(Data tied to figure images)
####################

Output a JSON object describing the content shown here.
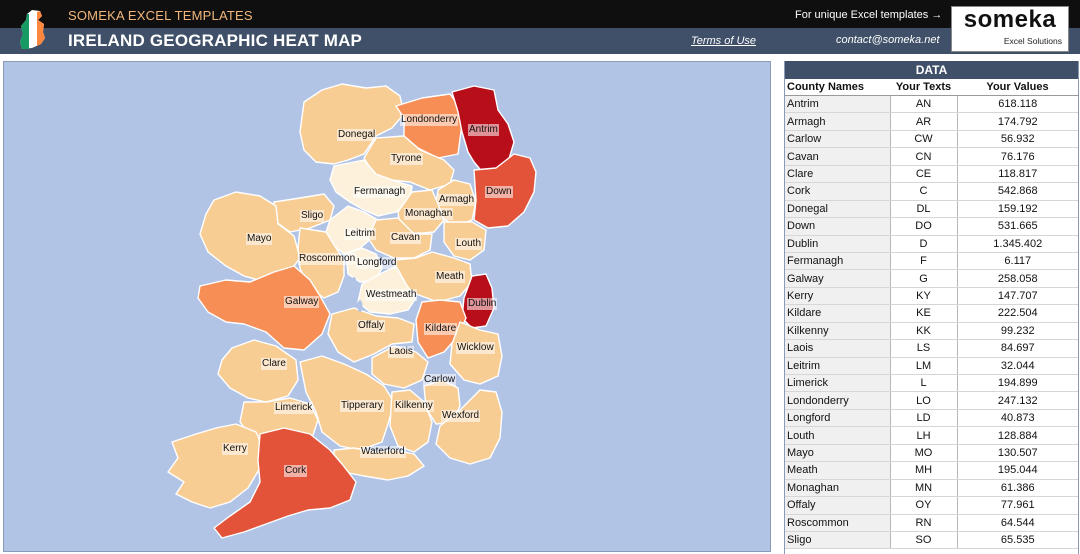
{
  "header": {
    "brand": "SOMEKA EXCEL TEMPLATES",
    "title": "IRELAND GEOGRAPHIC HEAT MAP",
    "promo": "For unique Excel templates →",
    "terms": "Terms of Use",
    "contact": "contact@someka.net",
    "logo_word": "someka",
    "logo_sub": "Excel Solutions"
  },
  "colors": {
    "heat_low": "#fdf1dc",
    "heat_light": "#f8cd94",
    "heat_mid": "#f68e56",
    "heat_high": "#e2533a",
    "heat_max": "#b80e1a",
    "sea": "#b2c4e5",
    "header_dark": "#3f5068",
    "brand_orange": "#f2b77c"
  },
  "table": {
    "title": "DATA",
    "headers": {
      "name": "County Names",
      "code": "Your Texts",
      "value": "Your Values"
    },
    "rows": [
      {
        "name": "Antrim",
        "code": "AN",
        "value": "618.118"
      },
      {
        "name": "Armagh",
        "code": "AR",
        "value": "174.792"
      },
      {
        "name": "Carlow",
        "code": "CW",
        "value": "56.932"
      },
      {
        "name": "Cavan",
        "code": "CN",
        "value": "76.176"
      },
      {
        "name": "Clare",
        "code": "CE",
        "value": "118.817"
      },
      {
        "name": "Cork",
        "code": "C",
        "value": "542.868"
      },
      {
        "name": "Donegal",
        "code": "DL",
        "value": "159.192"
      },
      {
        "name": "Down",
        "code": "DO",
        "value": "531.665"
      },
      {
        "name": "Dublin",
        "code": "D",
        "value": "1.345.402"
      },
      {
        "name": "Fermanagh",
        "code": "F",
        "value": "6.117"
      },
      {
        "name": "Galway",
        "code": "G",
        "value": "258.058"
      },
      {
        "name": "Kerry",
        "code": "KY",
        "value": "147.707"
      },
      {
        "name": "Kildare",
        "code": "KE",
        "value": "222.504"
      },
      {
        "name": "Kilkenny",
        "code": "KK",
        "value": "99.232"
      },
      {
        "name": "Laois",
        "code": "LS",
        "value": "84.697"
      },
      {
        "name": "Leitrim",
        "code": "LM",
        "value": "32.044"
      },
      {
        "name": "Limerick",
        "code": "L",
        "value": "194.899"
      },
      {
        "name": "Londonderry",
        "code": "LO",
        "value": "247.132"
      },
      {
        "name": "Longford",
        "code": "LD",
        "value": "40.873"
      },
      {
        "name": "Louth",
        "code": "LH",
        "value": "128.884"
      },
      {
        "name": "Mayo",
        "code": "MO",
        "value": "130.507"
      },
      {
        "name": "Meath",
        "code": "MH",
        "value": "195.044"
      },
      {
        "name": "Monaghan",
        "code": "MN",
        "value": "61.386"
      },
      {
        "name": "Offaly",
        "code": "OY",
        "value": "77.961"
      },
      {
        "name": "Roscommon",
        "code": "RN",
        "value": "64.544"
      },
      {
        "name": "Sligo",
        "code": "SO",
        "value": "65.535"
      }
    ]
  },
  "map": {
    "counties": [
      {
        "name": "Donegal",
        "heat": "heat_light"
      },
      {
        "name": "Londonderry",
        "heat": "heat_mid"
      },
      {
        "name": "Antrim",
        "heat": "heat_max"
      },
      {
        "name": "Tyrone",
        "heat": "heat_light"
      },
      {
        "name": "Fermanagh",
        "heat": "heat_low"
      },
      {
        "name": "Armagh",
        "heat": "heat_light"
      },
      {
        "name": "Down",
        "heat": "heat_high"
      },
      {
        "name": "Sligo",
        "heat": "heat_light"
      },
      {
        "name": "Monaghan",
        "heat": "heat_light"
      },
      {
        "name": "Mayo",
        "heat": "heat_light"
      },
      {
        "name": "Leitrim",
        "heat": "heat_low"
      },
      {
        "name": "Cavan",
        "heat": "heat_light"
      },
      {
        "name": "Louth",
        "heat": "heat_light"
      },
      {
        "name": "Roscommon",
        "heat": "heat_light"
      },
      {
        "name": "Longford",
        "heat": "heat_low"
      },
      {
        "name": "Meath",
        "heat": "heat_light"
      },
      {
        "name": "Westmeath",
        "heat": "heat_low"
      },
      {
        "name": "Dublin",
        "heat": "heat_max"
      },
      {
        "name": "Galway",
        "heat": "heat_mid"
      },
      {
        "name": "Kildare",
        "heat": "heat_mid"
      },
      {
        "name": "Offaly",
        "heat": "heat_light"
      },
      {
        "name": "Wicklow",
        "heat": "heat_light"
      },
      {
        "name": "Laois",
        "heat": "heat_light"
      },
      {
        "name": "Clare",
        "heat": "heat_light"
      },
      {
        "name": "Carlow",
        "heat": "heat_light"
      },
      {
        "name": "Limerick",
        "heat": "heat_light"
      },
      {
        "name": "Tipperary",
        "heat": "heat_light"
      },
      {
        "name": "Kilkenny",
        "heat": "heat_light"
      },
      {
        "name": "Wexford",
        "heat": "heat_light"
      },
      {
        "name": "Kerry",
        "heat": "heat_light"
      },
      {
        "name": "Waterford",
        "heat": "heat_light"
      },
      {
        "name": "Cork",
        "heat": "heat_high"
      }
    ]
  }
}
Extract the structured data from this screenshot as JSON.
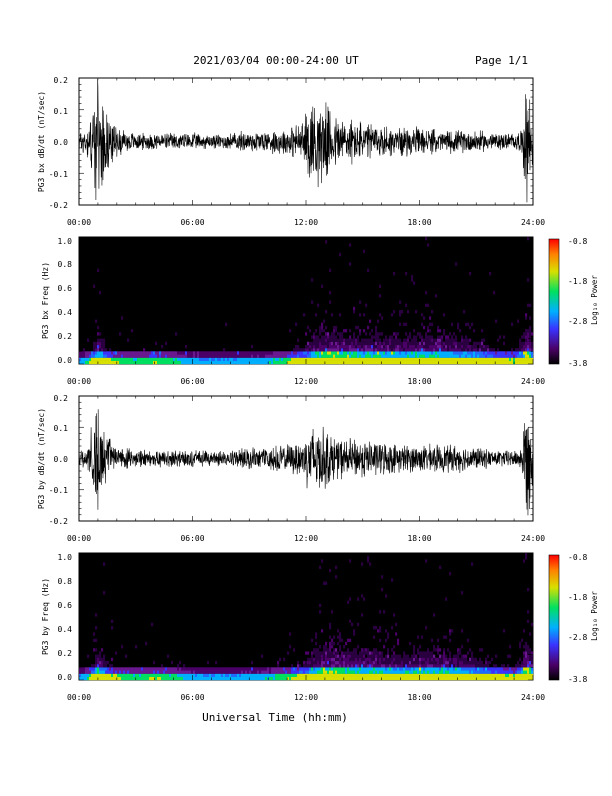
{
  "header": {
    "title": "2021/03/04  00:00-24:00 UT",
    "page": "Page 1/1"
  },
  "xaxis": {
    "label": "Universal Time (hh:mm)",
    "ticks": [
      "00:00",
      "06:00",
      "12:00",
      "18:00",
      "24:00"
    ]
  },
  "chart_data": [
    {
      "type": "line",
      "ylabel": "PG3 bx dB/dt (nT/sec)",
      "xlim": [
        0,
        24
      ],
      "ylim": [
        -0.2,
        0.2
      ],
      "yticks": [
        "0.2",
        "0.1",
        "0.0",
        "-0.1",
        "-0.2"
      ],
      "xticks": [
        "00:00",
        "06:00",
        "12:00",
        "18:00",
        "24:00"
      ],
      "envelope_hours": [
        0,
        0.5,
        0.9,
        1.0,
        1.2,
        1.5,
        2,
        3,
        4,
        5,
        6,
        7,
        8,
        9,
        10,
        11,
        11.8,
        12.3,
        12.8,
        13.5,
        14,
        15,
        16,
        17,
        18,
        19,
        20,
        21,
        22,
        22.5,
        23,
        23.4,
        23.6,
        23.8,
        24
      ],
      "envelope_amplitude": [
        0.04,
        0.06,
        0.2,
        0.2,
        0.15,
        0.1,
        0.05,
        0.03,
        0.03,
        0.03,
        0.03,
        0.025,
        0.03,
        0.04,
        0.04,
        0.05,
        0.07,
        0.16,
        0.15,
        0.1,
        0.09,
        0.07,
        0.06,
        0.05,
        0.05,
        0.04,
        0.04,
        0.04,
        0.03,
        0.03,
        0.03,
        0.04,
        0.2,
        0.2,
        0.08
      ]
    },
    {
      "type": "heatmap",
      "ylabel": "PG3 bx Freq (Hz)",
      "xlim": [
        0,
        24
      ],
      "ylim": [
        0,
        1.0
      ],
      "yticks": [
        "1.0",
        "0.8",
        "0.6",
        "0.4",
        "0.2",
        "0.0"
      ],
      "xticks": [
        "00:00",
        "06:00",
        "12:00",
        "18:00",
        "24:00"
      ],
      "colorbar": {
        "label": "Log₁₀ Power",
        "ticks": [
          "-0.8",
          "-1.8",
          "-2.8",
          "-3.8"
        ],
        "range": [
          -3.8,
          -0.8
        ]
      }
    },
    {
      "type": "line",
      "ylabel": "PG3 by dB/dt (nT/sec)",
      "xlim": [
        0,
        24
      ],
      "ylim": [
        -0.2,
        0.2
      ],
      "yticks": [
        "0.2",
        "0.1",
        "0.0",
        "-0.1",
        "-0.2"
      ],
      "xticks": [
        "00:00",
        "06:00",
        "12:00",
        "18:00",
        "24:00"
      ],
      "envelope_hours": [
        0,
        0.5,
        0.9,
        1.0,
        1.2,
        1.5,
        2,
        3,
        4,
        5,
        6,
        7,
        8,
        9,
        10,
        11,
        11.8,
        12.3,
        12.8,
        13.5,
        14,
        15,
        16,
        17,
        18,
        19,
        20,
        21,
        22,
        22.5,
        23,
        23.4,
        23.6,
        23.8,
        24
      ],
      "envelope_amplitude": [
        0.03,
        0.05,
        0.2,
        0.2,
        0.14,
        0.08,
        0.04,
        0.03,
        0.03,
        0.03,
        0.03,
        0.025,
        0.03,
        0.04,
        0.04,
        0.05,
        0.07,
        0.13,
        0.12,
        0.08,
        0.07,
        0.07,
        0.06,
        0.05,
        0.05,
        0.05,
        0.05,
        0.04,
        0.03,
        0.03,
        0.03,
        0.04,
        0.2,
        0.2,
        0.08
      ]
    },
    {
      "type": "heatmap",
      "ylabel": "PG3 by Freq (Hz)",
      "xlim": [
        0,
        24
      ],
      "ylim": [
        0,
        1.0
      ],
      "yticks": [
        "1.0",
        "0.8",
        "0.6",
        "0.4",
        "0.2",
        "0.0"
      ],
      "xticks": [
        "00:00",
        "06:00",
        "12:00",
        "18:00",
        "24:00"
      ],
      "colorbar": {
        "label": "Log₁₀ Power",
        "ticks": [
          "-0.8",
          "-1.8",
          "-2.8",
          "-3.8"
        ],
        "range": [
          -3.8,
          -0.8
        ]
      }
    }
  ],
  "colors": {
    "background": "#ffffff",
    "trace": "#000000",
    "spectrogram_bg": "#000000",
    "colorbar": [
      "#000000",
      "#4a0066",
      "#3a33ff",
      "#00b0ff",
      "#00e060",
      "#d8e000",
      "#ff8000",
      "#ff0000"
    ]
  }
}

####################

Work to be completed.
Using the listing above, gather each line that holds the string "Freq" and copy it.

In response.
      "ylabel": "PG3 bx Freq (Hz)",
      "ylabel": "PG3 by Freq (Hz)",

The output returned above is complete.